== TEXT UNDER STUDY ==
Start of Block

Network Computing tested three security devices and, although they all impressed, our top pick edged past the others thanks to stellar performance, flexibility and integration. Find out which one it is.
Sarvega's product is focused on performance and content protection, and supports almost complete operational management capabilities through its Eclipse CommandCenter 1.6.
The XML Guardian is a 2U device that sports four Gigabit Ethernet ports and offers both front-panel and serial-console configuration. However, it doesn't have a separate management port; this caused us problems when we decided to enable SSL, because management is through HTTPS and runs on Port 443. We could move the management interface to a different port or change the ports for the services (the latter was much simpler during our tests). We much preferred DataPower's and Reactivity's configuration setups, which placed SSL-secured Web management on alternate ports by default.
Configuring the XML Guardian for message-size limitations was almost overwhelming in terms of the number of options available. Unlike Reactivity, Sarvega provides extremely fine-grained control of XML structure. Even DataPower, which offers a good number of options, can't match Sarvega in this area. From message size to depth of elements, size of elements to number of children, nearly every aspect of an XML document can be restricted on a per-operation basis. Although most of these restrictions can be defined by the schema, they're rarely used, and when they are, they often aren't detailed enough to prevent parsing attacks. We were pleased with being able to limit message size on a per-operation basis, because this value can vary from operation to operation.
There are two factors unique to Sarvega: its decision to enable schema validation by default and the fact that it does not serve up WSDL. The company told us it's decided to wait for WS-Policy before providing this functionality. In contrast, DataPower serves up WSDL because it's essentially a proxy, while Reactivity lets you create an aggregate WSDL based on user rights--a feature we hope other vendors will implement. Although we generally applaud and encourage standards-based implementations, as long as the resulting WSDL is WS-I Basic Profile compliant, we're not that concerned about proprietary methods of generation.

End of Block

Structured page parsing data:
Start of Block

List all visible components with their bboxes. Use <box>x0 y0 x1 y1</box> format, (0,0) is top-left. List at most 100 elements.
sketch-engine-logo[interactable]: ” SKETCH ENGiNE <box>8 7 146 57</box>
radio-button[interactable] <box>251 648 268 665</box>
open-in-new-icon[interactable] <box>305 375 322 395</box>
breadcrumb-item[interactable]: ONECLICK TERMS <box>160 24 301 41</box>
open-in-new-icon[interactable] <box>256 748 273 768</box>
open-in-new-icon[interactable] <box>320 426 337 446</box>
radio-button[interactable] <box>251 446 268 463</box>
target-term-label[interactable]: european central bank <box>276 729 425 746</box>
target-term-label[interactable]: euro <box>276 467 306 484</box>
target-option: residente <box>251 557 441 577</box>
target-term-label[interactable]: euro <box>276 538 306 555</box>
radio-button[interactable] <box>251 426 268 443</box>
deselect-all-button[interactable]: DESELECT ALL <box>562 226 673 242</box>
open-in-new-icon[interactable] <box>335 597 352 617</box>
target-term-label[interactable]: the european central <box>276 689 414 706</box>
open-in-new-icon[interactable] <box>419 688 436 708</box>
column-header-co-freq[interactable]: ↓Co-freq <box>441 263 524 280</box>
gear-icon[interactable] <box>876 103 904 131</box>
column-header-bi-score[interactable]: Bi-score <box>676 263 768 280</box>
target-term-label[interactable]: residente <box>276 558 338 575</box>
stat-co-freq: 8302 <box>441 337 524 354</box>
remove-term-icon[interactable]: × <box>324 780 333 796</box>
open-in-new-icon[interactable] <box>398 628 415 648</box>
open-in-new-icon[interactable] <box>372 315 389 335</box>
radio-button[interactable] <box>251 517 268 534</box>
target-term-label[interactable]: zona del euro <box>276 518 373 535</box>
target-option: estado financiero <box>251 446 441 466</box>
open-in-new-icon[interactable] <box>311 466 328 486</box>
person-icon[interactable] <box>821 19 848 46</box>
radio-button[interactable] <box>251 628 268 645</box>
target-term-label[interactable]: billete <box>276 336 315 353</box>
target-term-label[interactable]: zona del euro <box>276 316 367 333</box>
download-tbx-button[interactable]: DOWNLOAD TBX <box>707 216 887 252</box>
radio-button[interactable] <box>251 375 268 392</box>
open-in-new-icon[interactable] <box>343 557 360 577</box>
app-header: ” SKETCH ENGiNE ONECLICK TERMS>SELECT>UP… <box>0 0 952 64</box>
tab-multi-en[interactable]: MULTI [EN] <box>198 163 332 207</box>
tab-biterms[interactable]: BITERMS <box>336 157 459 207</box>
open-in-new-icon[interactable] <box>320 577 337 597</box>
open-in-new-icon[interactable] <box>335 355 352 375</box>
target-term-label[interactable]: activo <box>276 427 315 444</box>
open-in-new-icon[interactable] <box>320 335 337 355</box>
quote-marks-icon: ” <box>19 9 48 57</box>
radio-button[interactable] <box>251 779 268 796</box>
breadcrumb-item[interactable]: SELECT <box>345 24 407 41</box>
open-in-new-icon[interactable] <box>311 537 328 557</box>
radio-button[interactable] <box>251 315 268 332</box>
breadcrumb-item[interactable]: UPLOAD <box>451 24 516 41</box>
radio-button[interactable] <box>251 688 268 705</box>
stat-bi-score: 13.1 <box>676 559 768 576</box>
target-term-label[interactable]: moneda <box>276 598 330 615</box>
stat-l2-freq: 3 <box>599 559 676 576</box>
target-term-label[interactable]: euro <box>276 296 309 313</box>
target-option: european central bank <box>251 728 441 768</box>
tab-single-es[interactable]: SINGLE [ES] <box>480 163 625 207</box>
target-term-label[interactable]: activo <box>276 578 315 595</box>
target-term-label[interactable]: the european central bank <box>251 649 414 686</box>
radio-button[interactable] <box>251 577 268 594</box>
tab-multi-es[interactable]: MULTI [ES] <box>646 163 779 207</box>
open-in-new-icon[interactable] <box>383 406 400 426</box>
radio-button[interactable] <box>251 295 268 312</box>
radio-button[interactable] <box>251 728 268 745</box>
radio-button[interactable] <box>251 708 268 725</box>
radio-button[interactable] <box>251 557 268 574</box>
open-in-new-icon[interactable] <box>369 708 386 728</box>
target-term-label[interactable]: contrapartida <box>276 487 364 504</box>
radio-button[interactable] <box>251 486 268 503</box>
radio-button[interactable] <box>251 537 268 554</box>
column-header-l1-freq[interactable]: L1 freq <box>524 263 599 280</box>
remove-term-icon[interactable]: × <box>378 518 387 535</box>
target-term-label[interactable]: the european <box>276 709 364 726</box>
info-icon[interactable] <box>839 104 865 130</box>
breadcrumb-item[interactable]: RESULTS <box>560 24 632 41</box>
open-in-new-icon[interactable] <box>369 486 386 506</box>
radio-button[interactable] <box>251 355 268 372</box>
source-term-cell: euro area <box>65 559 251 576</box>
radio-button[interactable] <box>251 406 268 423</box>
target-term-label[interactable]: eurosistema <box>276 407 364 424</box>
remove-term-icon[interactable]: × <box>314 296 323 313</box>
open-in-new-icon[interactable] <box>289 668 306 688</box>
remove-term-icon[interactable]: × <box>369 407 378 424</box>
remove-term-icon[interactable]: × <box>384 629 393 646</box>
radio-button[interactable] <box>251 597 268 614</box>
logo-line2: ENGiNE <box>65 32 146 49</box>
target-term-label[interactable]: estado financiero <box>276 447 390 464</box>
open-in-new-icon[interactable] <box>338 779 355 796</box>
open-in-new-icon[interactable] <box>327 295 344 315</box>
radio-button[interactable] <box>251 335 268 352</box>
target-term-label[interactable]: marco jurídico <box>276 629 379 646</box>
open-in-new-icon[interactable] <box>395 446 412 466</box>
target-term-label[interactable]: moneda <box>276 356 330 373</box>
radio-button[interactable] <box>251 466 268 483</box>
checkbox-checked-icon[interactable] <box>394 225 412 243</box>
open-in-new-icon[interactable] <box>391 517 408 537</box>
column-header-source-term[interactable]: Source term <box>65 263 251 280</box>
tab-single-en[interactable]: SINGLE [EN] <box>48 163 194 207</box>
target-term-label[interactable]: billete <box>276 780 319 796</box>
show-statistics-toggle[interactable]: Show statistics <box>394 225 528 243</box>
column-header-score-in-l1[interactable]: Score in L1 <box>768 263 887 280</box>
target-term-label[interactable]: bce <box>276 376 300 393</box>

End of Block

== QUESTIONS ==
**a.** Quote the passage of the XML security appliance review that begins with the words containing "There are two" and ends with "methods of generation.".
**b.** Extend the XML security appliance review, picking up after its last sentence.

== RESULTS BY TASK ==
**a.**
There are two factors unique to Sarvega: its decision to enable schema validation by default and the fact that it does not serve up WSDL. The company told us it's decided to wait for WS-Policy before providing this functionality. In contrast, DataPower serves up WSDL because it's essentially a proxy, while Reactivity lets you create an aggregate WSDL based on user rights--a feature we hope other vendors will implement. Although we generally applaud and encourage standards-based implementations, as long as the resulting WSDL is WS-I Basic Profile compliant, we're not that concerned about proprietary methods of generation.

**b.**
But our biggest complaint with the XML Guardian was the need to restart the device when we deployed a new configuration. Minor changes to existing configurations don't require restarts, but major changes do, and we had to wait "some time" (Sarvega's phrasing) for the device to resume. During testing, "some time" lasted two to three minutes, during which time managed services were unavailable.
XML Guardian's performance was on par with DataPower XS40's and in some ways beat the competition. For example, the XML Guardian added no latency in any scenario, while both rivals added latency in at least three different test scenarios. Its XESOS 5.0.2 kept up with the XS40's custom silicon throughout our tests. During performance tests we could keep an eye on CPU utilization through the dashboard option on the XML Guardian's Web console. A wealth of other operational and functional statistics are available for near-time graphing. Reactivity offers historical functional statistics, including performance metrics for both clients and back-end servers, while DataPower provides operational and functional statistics for only a few categories--notably HTTP transactions, memory and CPU utilization--and doesn't do so in near-time.